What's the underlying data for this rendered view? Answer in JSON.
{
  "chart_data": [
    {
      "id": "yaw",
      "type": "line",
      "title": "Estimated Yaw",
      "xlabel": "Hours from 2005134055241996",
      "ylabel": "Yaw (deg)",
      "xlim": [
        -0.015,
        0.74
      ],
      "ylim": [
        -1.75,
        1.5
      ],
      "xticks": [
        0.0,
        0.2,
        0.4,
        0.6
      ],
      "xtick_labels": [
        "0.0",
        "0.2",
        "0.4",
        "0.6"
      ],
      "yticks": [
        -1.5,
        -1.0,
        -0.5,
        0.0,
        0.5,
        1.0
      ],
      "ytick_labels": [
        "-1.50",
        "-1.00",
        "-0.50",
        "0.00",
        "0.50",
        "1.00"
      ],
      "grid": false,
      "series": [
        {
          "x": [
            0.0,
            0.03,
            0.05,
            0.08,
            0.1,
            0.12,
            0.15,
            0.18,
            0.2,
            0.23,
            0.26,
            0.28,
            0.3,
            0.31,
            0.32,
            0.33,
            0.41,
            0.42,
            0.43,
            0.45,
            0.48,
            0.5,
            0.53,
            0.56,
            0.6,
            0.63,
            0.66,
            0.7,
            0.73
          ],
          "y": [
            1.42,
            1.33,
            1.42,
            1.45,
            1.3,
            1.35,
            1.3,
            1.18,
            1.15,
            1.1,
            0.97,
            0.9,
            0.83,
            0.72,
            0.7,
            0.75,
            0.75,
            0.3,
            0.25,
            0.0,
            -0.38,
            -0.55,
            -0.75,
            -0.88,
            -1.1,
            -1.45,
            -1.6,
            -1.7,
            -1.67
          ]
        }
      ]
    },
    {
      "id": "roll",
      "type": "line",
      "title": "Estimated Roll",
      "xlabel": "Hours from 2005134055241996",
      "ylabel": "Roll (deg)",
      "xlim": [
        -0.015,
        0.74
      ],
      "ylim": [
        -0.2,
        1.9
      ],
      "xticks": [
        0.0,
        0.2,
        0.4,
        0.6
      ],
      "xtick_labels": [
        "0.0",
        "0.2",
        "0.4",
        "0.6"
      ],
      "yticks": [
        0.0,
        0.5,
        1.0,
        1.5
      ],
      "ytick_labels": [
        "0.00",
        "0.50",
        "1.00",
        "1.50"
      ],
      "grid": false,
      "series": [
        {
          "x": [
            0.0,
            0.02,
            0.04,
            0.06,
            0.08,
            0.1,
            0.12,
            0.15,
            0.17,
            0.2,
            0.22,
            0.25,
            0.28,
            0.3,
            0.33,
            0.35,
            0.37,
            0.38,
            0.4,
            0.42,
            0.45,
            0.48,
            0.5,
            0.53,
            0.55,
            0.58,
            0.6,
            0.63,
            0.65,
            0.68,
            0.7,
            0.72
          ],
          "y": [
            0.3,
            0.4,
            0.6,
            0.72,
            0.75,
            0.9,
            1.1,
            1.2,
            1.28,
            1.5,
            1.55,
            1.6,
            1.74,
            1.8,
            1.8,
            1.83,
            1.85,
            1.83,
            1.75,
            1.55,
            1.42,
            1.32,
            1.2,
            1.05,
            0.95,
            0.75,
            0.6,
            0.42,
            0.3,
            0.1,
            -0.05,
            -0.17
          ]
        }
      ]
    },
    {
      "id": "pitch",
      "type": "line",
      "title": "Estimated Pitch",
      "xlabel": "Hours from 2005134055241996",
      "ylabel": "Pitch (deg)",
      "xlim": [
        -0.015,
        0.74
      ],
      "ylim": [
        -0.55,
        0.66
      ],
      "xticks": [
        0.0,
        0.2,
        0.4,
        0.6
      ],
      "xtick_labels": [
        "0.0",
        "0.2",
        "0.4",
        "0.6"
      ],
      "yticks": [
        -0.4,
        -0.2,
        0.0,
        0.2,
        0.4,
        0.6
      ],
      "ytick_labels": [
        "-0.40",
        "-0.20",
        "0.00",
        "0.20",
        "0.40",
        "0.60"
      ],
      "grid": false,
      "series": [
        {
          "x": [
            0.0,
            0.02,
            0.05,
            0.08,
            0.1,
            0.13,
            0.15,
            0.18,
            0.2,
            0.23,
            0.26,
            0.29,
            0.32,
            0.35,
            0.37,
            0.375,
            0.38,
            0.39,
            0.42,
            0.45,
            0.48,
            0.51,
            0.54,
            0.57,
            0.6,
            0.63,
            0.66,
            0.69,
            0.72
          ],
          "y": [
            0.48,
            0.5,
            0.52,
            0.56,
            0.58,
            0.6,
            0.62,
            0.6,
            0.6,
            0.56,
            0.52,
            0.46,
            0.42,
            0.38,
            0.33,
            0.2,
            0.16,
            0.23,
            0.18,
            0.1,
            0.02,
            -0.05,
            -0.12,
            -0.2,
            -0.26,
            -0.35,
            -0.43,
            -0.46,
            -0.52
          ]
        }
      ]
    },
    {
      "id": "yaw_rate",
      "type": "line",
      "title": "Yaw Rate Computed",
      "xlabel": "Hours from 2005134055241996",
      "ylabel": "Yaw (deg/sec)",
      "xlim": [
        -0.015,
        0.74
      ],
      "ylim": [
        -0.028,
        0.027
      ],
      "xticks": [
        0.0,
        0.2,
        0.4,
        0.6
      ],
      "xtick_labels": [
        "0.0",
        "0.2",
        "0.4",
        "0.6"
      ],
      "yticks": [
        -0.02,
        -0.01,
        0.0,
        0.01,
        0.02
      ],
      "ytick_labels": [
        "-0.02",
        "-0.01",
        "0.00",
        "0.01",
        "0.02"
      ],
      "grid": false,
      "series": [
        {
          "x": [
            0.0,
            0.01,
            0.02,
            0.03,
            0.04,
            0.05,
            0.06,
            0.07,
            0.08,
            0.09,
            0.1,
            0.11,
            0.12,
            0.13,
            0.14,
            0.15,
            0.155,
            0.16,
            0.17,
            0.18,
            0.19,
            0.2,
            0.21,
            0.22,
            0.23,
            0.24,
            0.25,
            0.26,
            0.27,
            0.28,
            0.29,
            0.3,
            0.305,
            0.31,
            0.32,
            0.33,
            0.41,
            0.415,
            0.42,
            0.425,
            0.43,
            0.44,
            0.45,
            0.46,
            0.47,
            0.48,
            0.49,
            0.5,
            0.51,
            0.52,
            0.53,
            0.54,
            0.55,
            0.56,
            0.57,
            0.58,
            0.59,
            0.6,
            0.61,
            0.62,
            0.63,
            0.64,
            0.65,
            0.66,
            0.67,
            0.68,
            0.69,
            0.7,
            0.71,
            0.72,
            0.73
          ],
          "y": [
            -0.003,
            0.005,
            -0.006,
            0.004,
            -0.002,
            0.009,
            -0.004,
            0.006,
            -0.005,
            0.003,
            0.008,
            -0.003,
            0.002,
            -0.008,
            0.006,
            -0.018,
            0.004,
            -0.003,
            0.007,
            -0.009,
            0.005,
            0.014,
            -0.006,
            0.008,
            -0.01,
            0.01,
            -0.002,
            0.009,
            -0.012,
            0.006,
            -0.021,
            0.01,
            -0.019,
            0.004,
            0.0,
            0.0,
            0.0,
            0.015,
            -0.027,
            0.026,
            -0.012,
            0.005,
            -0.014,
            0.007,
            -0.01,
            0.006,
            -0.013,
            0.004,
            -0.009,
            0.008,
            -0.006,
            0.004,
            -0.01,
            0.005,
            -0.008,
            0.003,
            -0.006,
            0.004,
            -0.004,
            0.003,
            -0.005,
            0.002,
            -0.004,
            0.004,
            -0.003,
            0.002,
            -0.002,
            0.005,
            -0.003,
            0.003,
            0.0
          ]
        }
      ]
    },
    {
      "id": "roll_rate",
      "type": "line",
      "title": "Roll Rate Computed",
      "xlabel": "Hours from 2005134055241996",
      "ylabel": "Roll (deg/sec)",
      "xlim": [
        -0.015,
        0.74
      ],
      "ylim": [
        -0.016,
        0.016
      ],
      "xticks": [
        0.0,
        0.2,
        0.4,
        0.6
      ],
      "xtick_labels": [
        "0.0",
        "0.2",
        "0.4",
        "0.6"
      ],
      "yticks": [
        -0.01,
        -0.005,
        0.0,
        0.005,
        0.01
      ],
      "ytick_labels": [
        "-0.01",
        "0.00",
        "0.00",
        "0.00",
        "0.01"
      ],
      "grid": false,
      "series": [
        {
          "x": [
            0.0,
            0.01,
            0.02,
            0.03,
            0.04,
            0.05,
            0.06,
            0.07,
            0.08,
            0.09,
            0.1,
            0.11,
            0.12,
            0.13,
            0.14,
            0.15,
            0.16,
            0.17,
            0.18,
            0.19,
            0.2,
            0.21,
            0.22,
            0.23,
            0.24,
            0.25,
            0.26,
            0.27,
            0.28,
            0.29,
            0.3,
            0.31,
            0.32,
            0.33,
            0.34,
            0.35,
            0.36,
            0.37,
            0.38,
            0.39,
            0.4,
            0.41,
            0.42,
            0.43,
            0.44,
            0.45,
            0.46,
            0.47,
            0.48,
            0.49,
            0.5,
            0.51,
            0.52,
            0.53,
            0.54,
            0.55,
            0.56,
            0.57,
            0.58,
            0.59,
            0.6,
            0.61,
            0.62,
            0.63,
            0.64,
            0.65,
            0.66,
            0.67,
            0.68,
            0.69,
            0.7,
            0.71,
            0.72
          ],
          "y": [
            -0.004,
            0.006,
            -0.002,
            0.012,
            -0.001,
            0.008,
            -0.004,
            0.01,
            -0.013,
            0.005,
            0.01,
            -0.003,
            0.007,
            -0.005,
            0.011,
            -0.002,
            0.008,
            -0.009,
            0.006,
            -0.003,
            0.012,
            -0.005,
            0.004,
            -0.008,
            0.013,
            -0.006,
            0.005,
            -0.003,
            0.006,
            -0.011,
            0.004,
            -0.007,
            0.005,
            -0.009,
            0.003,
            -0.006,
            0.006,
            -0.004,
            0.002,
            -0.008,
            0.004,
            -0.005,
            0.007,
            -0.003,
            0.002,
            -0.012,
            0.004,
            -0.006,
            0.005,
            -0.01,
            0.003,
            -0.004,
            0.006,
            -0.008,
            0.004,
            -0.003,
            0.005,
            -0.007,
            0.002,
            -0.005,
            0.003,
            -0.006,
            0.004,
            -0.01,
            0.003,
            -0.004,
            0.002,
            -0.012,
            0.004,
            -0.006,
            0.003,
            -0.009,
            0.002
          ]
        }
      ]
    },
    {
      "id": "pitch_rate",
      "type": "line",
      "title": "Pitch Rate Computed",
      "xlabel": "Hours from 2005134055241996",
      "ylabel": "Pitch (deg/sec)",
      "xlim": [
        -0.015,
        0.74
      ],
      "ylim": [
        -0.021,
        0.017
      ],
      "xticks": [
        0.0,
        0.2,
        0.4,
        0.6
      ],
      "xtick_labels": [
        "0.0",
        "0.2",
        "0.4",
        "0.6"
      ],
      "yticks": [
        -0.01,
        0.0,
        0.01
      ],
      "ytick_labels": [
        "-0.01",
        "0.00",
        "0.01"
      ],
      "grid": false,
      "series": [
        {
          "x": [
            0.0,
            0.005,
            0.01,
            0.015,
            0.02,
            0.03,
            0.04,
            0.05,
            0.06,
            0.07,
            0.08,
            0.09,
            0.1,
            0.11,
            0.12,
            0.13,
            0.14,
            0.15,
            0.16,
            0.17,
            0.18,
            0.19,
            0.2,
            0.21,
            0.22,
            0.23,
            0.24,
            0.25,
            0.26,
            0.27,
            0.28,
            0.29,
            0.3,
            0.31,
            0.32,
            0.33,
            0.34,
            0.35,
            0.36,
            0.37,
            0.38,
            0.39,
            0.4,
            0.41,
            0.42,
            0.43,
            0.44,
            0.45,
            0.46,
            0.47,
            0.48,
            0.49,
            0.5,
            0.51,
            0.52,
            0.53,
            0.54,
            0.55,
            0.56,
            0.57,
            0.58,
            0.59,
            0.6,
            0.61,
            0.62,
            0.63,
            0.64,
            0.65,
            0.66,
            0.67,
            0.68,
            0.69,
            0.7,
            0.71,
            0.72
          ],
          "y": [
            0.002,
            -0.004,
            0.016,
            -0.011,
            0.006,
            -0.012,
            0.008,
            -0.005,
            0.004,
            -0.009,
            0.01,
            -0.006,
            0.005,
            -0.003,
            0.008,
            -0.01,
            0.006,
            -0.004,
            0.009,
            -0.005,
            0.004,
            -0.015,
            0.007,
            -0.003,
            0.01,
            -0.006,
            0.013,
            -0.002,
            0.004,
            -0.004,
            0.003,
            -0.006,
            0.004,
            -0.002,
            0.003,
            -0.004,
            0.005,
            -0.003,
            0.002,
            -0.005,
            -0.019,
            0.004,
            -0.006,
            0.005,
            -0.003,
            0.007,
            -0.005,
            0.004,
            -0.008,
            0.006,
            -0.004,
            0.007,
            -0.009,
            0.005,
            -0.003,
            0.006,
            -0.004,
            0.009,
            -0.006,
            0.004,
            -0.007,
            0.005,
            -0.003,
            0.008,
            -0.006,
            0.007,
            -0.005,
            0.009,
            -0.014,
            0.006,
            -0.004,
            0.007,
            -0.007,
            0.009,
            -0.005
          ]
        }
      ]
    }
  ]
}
• • •
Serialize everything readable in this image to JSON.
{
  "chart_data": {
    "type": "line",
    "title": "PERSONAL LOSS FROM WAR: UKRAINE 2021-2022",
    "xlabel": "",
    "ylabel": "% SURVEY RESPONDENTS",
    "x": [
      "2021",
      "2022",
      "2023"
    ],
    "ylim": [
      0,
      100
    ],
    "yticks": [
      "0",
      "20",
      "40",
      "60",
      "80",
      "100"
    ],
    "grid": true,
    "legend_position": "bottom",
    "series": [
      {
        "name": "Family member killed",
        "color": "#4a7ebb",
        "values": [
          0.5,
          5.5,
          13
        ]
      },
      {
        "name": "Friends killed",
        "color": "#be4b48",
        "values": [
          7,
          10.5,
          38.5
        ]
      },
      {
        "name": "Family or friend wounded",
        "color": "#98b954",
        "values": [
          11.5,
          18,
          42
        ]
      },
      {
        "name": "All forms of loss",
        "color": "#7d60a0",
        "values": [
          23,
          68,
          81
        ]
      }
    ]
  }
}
• • •
Instructions for the task: State how many lines in the entries above include the word "Estimated"; reply with the number alone.

The output: 3